Records from a collection
▬▬▬▬▬▬▬▬▬▬

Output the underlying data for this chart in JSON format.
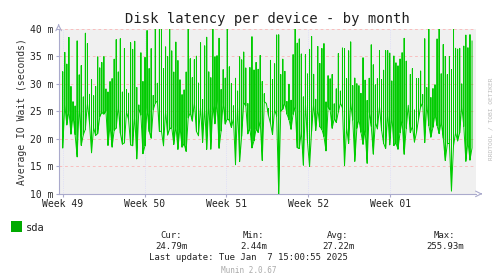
{
  "title": "Disk latency per device - by month",
  "ylabel": "Average IO Wait (seconds)",
  "background_color": "#FFFFFF",
  "plot_bg_color": "#F0F0F0",
  "grid_color_major": "#FF9999",
  "grid_color_minor": "#CCCCFF",
  "line_color": "#00CC00",
  "ylim": [
    0.01,
    0.04
  ],
  "yticks": [
    0.01,
    0.015,
    0.02,
    0.025,
    0.03,
    0.035,
    0.04
  ],
  "ytick_labels": [
    "10 m",
    "15 m",
    "20 m",
    "25 m",
    "30 m",
    "35 m",
    "40 m"
  ],
  "xtick_labels": [
    "Week 49",
    "Week 50",
    "Week 51",
    "Week 52",
    "Week 01"
  ],
  "xtick_positions": [
    0.0,
    0.2,
    0.4,
    0.6,
    0.8
  ],
  "legend_label": "sda",
  "legend_color": "#00AA00",
  "cur": "24.79m",
  "min_val": "2.44m",
  "avg": "27.22m",
  "max_val": "255.93m",
  "last_update": "Last update: Tue Jan  7 15:00:55 2025",
  "munin_version": "Munin 2.0.67",
  "watermark": "RRDTOOL / TOBI OETIKER",
  "title_fontsize": 10,
  "axis_label_fontsize": 7,
  "tick_fontsize": 7,
  "legend_fontsize": 7.5,
  "footer_fontsize": 6.5,
  "n_spikes": 200,
  "seed": 42
}
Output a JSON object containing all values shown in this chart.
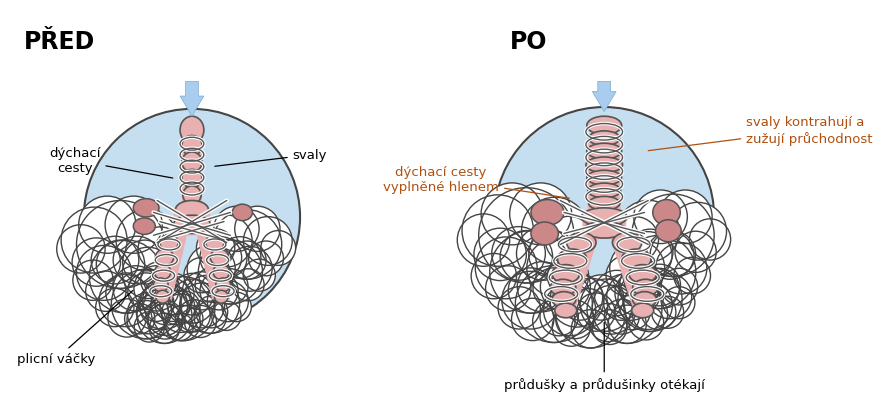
{
  "title_left": "PŘED",
  "title_right": "PO",
  "title_color": "#000000",
  "title_fontsize": 17,
  "label_color": "#000000",
  "label_color_right": "#b05010",
  "label_fontsize": 9.5,
  "bg_color": "#ffffff",
  "circle_fill": "#c5dff0",
  "circle_edge": "#444444",
  "airway_fill_light": "#e8b0b0",
  "airway_fill_dark": "#cc8888",
  "airway_edge": "#555555",
  "cloud_fill": "#ffffff",
  "cloud_edge": "#444444",
  "arrow_color_light": "#aaccee",
  "arrow_color_dark": "#7aaccc",
  "muscle_band_color": "#ffffff",
  "muscle_band_edge": "#555555",
  "labels_left": {
    "dychaci_cesty": "dýchací\ncesty",
    "svaly": "svaly",
    "plicni_vacky": "plicní váčky"
  },
  "labels_right": {
    "svaly_kontrahují": "svaly kontrahují a\nzužují průchodnost",
    "dychaci_cesty_hlen": "dýchací cesty\nvyplněné hlenem",
    "pruducky": "průdušky a průdušinky otékají"
  }
}
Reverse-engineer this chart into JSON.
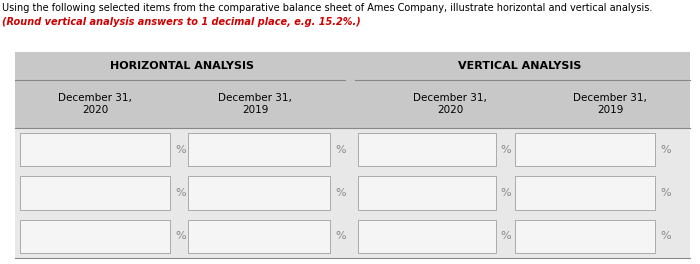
{
  "title_line1": "Using the following selected items from the comparative balance sheet of Ames Company, illustrate horizontal and vertical analysis.",
  "title_line2": "(Round vertical analysis answers to 1 decimal place, e.g. 15.2%.)",
  "horiz_label": "HORIZONTAL ANALYSIS",
  "vert_label": "VERTICAL ANALYSIS",
  "col_headers": [
    "December 31,\n2020",
    "December 31,\n2019",
    "December 31,\n2020",
    "December 31,\n2019"
  ],
  "n_rows": 3,
  "bg_color": "#ffffff",
  "table_bg": "#e8e8e8",
  "header_bg": "#c8c8c8",
  "box_color": "#f5f5f5",
  "box_border": "#aaaaaa",
  "text_color": "#000000",
  "title_color": "#000000",
  "italic_color": "#cc0000",
  "percent_color": "#888888",
  "figwidth": 7.0,
  "figheight": 2.64,
  "dpi": 100
}
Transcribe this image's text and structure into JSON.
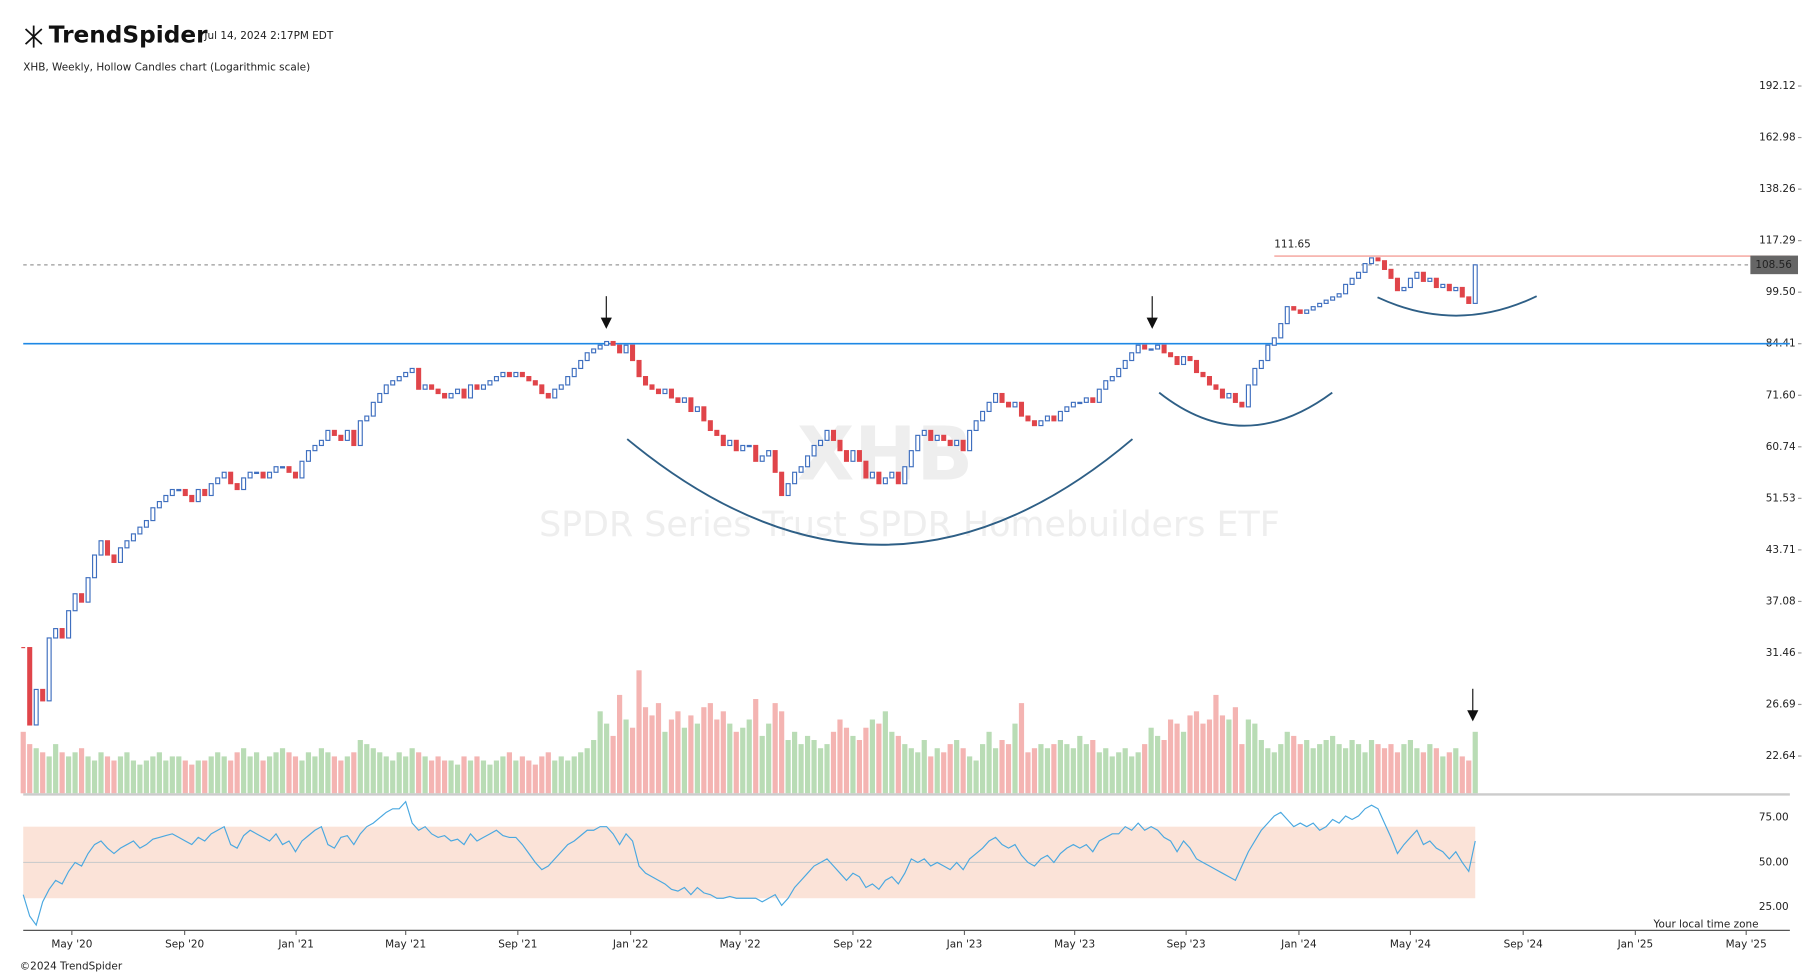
{
  "header": {
    "logo": "TrendSpider",
    "timestamp": "Jul 14, 2024 2:17PM EDT"
  },
  "footer": {
    "copyright": "©2024 TrendSpider",
    "timezone": "Your local time zone"
  },
  "chart_data": [
    {
      "type": "candlestick",
      "title": "XHB, Weekly, Hollow Candles chart (Logarithmic scale)",
      "watermark": "XHB",
      "subtitle": "SPDR Series Trust SPDR Homebuilders ETF",
      "log_scale": true,
      "up_color": "#3f6fbf",
      "down_color": "#e0454a",
      "xlim": [
        0,
        272
      ],
      "xticks": [
        {
          "value": 7.5,
          "label": "May '20"
        },
        {
          "value": 24.9,
          "label": "Sep '20"
        },
        {
          "value": 42.1,
          "label": "Jan '21"
        },
        {
          "value": 59,
          "label": "May '21"
        },
        {
          "value": 76.3,
          "label": "Sep '21"
        },
        {
          "value": 93.7,
          "label": "Jan '22"
        },
        {
          "value": 110.6,
          "label": "May '22"
        },
        {
          "value": 128,
          "label": "Sep '22"
        },
        {
          "value": 145.2,
          "label": "Jan '23"
        },
        {
          "value": 162.2,
          "label": "May '23"
        },
        {
          "value": 179.4,
          "label": "Sep '23"
        },
        {
          "value": 196.8,
          "label": "Jan '24"
        },
        {
          "value": 214,
          "label": "May '24"
        },
        {
          "value": 231.4,
          "label": "Sep '24"
        },
        {
          "value": 248.7,
          "label": "Jan '25"
        },
        {
          "value": 265.8,
          "label": "May '25"
        }
      ],
      "ylim": [
        20.1,
        202.4
      ],
      "yticks": [
        22.64,
        26.69,
        31.46,
        37.08,
        43.71,
        51.53,
        60.74,
        {
          "value": 71.6,
          "label": "71.60"
        },
        84.41,
        {
          "value": 99.5,
          "label": "99.50"
        },
        117.29,
        138.26,
        162.98,
        192.12
      ],
      "reference_lines": [
        {
          "value": 84.41,
          "color": "#1e88e5"
        },
        {
          "value": 111.65,
          "color": "#f28b82"
        }
      ],
      "close": [
        32,
        25,
        28,
        27,
        33,
        34,
        33,
        36,
        38,
        37,
        40,
        43,
        45,
        43,
        42,
        44,
        45,
        46,
        47,
        48,
        50,
        51,
        52,
        53,
        53,
        52,
        51,
        53,
        52,
        54,
        55,
        56,
        54,
        53,
        55,
        56,
        56,
        55,
        56,
        57,
        57,
        56,
        55,
        58,
        60,
        61,
        62,
        64,
        63,
        62,
        64,
        61,
        66,
        67,
        70,
        72,
        74,
        75,
        76,
        77,
        78,
        73,
        74,
        73,
        72,
        71,
        72,
        73,
        71,
        74,
        73,
        74,
        75,
        76,
        77,
        76,
        77,
        76,
        75,
        74,
        72,
        71,
        73,
        74,
        76,
        78,
        80,
        82,
        83,
        84,
        85,
        84,
        82,
        84,
        80,
        76,
        74,
        73,
        72,
        73,
        71,
        70,
        71,
        68,
        69,
        66,
        64,
        63,
        61,
        62,
        60,
        61,
        61,
        58,
        59,
        60,
        56,
        52,
        54,
        56,
        57,
        59,
        61,
        62,
        64,
        62,
        60,
        58,
        60,
        58,
        55,
        56,
        54,
        55,
        56,
        54,
        57,
        60,
        63,
        64,
        62,
        63,
        62,
        61,
        62,
        60,
        64,
        66,
        68,
        70,
        72,
        70,
        69,
        70,
        67,
        66,
        65,
        66,
        67,
        66,
        68,
        69,
        70,
        70,
        71,
        70,
        73,
        75,
        76,
        78,
        80,
        82,
        84,
        83,
        83,
        84,
        82,
        81,
        79,
        81,
        80,
        77,
        76,
        74,
        73,
        71,
        72,
        70,
        69,
        74,
        78,
        80,
        84,
        86,
        90,
        95,
        94,
        93,
        94,
        95,
        96,
        97,
        98,
        99,
        102,
        104,
        106,
        109,
        111,
        110,
        107,
        104,
        100,
        101,
        104,
        106,
        103,
        104,
        101,
        102,
        100,
        101,
        98,
        96,
        108.56
      ]
    },
    {
      "type": "volume",
      "up_color": "#b9dcb5",
      "down_color": "#f4b4b2",
      "ylim": [
        0,
        34
      ],
      "values": [
        15,
        12,
        11,
        10,
        9,
        12,
        10,
        9,
        10,
        11,
        9,
        8,
        10,
        9,
        8,
        9,
        10,
        8,
        7,
        8,
        9,
        10,
        8,
        9,
        9,
        8,
        7,
        8,
        8,
        9,
        10,
        9,
        8,
        10,
        11,
        9,
        10,
        8,
        9,
        10,
        11,
        10,
        9,
        8,
        10,
        9,
        11,
        10,
        9,
        8,
        9,
        10,
        13,
        12,
        11,
        10,
        9,
        8,
        10,
        9,
        11,
        10,
        9,
        8,
        9,
        8,
        8,
        7,
        9,
        8,
        9,
        8,
        7,
        8,
        9,
        10,
        8,
        9,
        8,
        7,
        9,
        10,
        8,
        9,
        8,
        9,
        10,
        11,
        13,
        20,
        17,
        14,
        24,
        18,
        16,
        30,
        21,
        19,
        22,
        15,
        18,
        20,
        16,
        19,
        17,
        21,
        22,
        18,
        20,
        17,
        15,
        16,
        18,
        23,
        14,
        17,
        22,
        20,
        13,
        15,
        12,
        14,
        13,
        11,
        12,
        15,
        18,
        16,
        14,
        13,
        16,
        18,
        17,
        20,
        15,
        14,
        12,
        11,
        10,
        13,
        9,
        11,
        10,
        12,
        13,
        11,
        9,
        8,
        12,
        15,
        11,
        13,
        12,
        17,
        22,
        10,
        11,
        12,
        11,
        12,
        13,
        12,
        11,
        14,
        12,
        13,
        10,
        11,
        9,
        10,
        11,
        9,
        10,
        12,
        16,
        14,
        13,
        18,
        17,
        15,
        19,
        20,
        17,
        18,
        24,
        19,
        18,
        21,
        12,
        18,
        17,
        13,
        11,
        10,
        12,
        15,
        14,
        12,
        13,
        11,
        12,
        13,
        14,
        12,
        11,
        13,
        12,
        10,
        13,
        12,
        11,
        12,
        10,
        12,
        13,
        11,
        10,
        12,
        11,
        9,
        10,
        11,
        9,
        8,
        15
      ]
    },
    {
      "type": "line",
      "color": "#4aa8e0",
      "band": [
        30,
        70
      ],
      "band_color": "#fbe3d8",
      "ylim": [
        12.7,
        86.7
      ],
      "yticks": [
        {
          "value": 75,
          "label": "75.00"
        },
        {
          "value": 50,
          "label": "50.00"
        },
        {
          "value": 25,
          "label": "25.00"
        }
      ],
      "values": [
        32,
        20,
        15,
        28,
        35,
        40,
        38,
        45,
        50,
        48,
        55,
        60,
        62,
        58,
        55,
        58,
        60,
        62,
        58,
        60,
        63,
        64,
        65,
        66,
        64,
        62,
        60,
        64,
        62,
        66,
        68,
        70,
        60,
        58,
        65,
        68,
        66,
        64,
        62,
        66,
        60,
        62,
        56,
        62,
        65,
        68,
        70,
        60,
        58,
        64,
        65,
        60,
        66,
        70,
        72,
        75,
        78,
        80,
        80,
        84,
        72,
        68,
        70,
        66,
        64,
        65,
        62,
        63,
        60,
        66,
        62,
        64,
        66,
        68,
        65,
        64,
        64,
        60,
        55,
        50,
        46,
        48,
        52,
        56,
        60,
        62,
        65,
        68,
        68,
        70,
        70,
        66,
        60,
        66,
        62,
        48,
        44,
        42,
        40,
        38,
        35,
        34,
        36,
        32,
        36,
        33,
        32,
        30,
        30,
        31,
        30,
        30,
        30,
        30,
        28,
        30,
        32,
        26,
        30,
        36,
        40,
        44,
        48,
        50,
        52,
        48,
        44,
        40,
        44,
        42,
        36,
        38,
        35,
        40,
        42,
        38,
        44,
        52,
        50,
        52,
        48,
        50,
        48,
        46,
        50,
        46,
        52,
        55,
        58,
        62,
        64,
        60,
        58,
        60,
        54,
        50,
        48,
        52,
        54,
        50,
        55,
        58,
        60,
        58,
        60,
        56,
        62,
        64,
        66,
        66,
        70,
        68,
        72,
        68,
        70,
        68,
        64,
        62,
        56,
        62,
        58,
        52,
        50,
        48,
        46,
        44,
        42,
        40,
        48,
        56,
        62,
        68,
        72,
        76,
        78,
        74,
        70,
        72,
        70,
        72,
        68,
        70,
        74,
        72,
        76,
        74,
        76,
        80,
        82,
        80,
        72,
        64,
        55,
        60,
        64,
        68,
        60,
        62,
        58,
        56,
        52,
        56,
        50,
        45,
        62
      ]
    }
  ]
}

▬▬▬▬▬▬▬▬▬▬

• DIRECTION
From the entries, copy out each line containing the word "JSON".

• REPLY
Output the underlying data for this chart in JSON format.
Output a JSON object containing all values shown in this chart.
Reverse-engineer this chart into JSON.
Transcribe this image's text and structure into JSON.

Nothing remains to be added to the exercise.